§ EXERCISE DETAILS:
From the entries below, copy every line that holds the word "this".

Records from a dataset
▼

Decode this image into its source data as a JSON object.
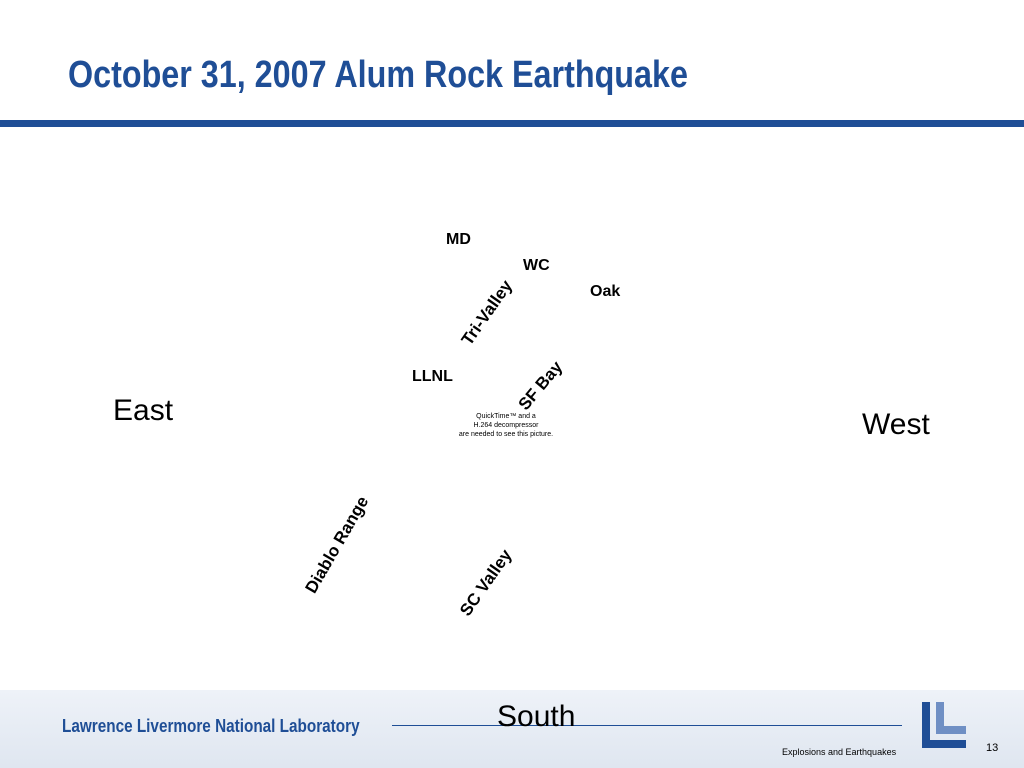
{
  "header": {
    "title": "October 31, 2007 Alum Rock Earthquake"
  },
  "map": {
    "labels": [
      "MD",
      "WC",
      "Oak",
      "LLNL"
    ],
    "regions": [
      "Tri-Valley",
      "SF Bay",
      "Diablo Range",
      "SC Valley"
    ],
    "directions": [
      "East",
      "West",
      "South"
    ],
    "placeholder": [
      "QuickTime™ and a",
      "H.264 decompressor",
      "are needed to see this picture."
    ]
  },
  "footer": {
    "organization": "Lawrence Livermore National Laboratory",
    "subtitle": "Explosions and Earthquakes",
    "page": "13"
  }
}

▲

§ RESPONSE:
Decode this image into its source data as a JSON object.
      "are needed to see this picture."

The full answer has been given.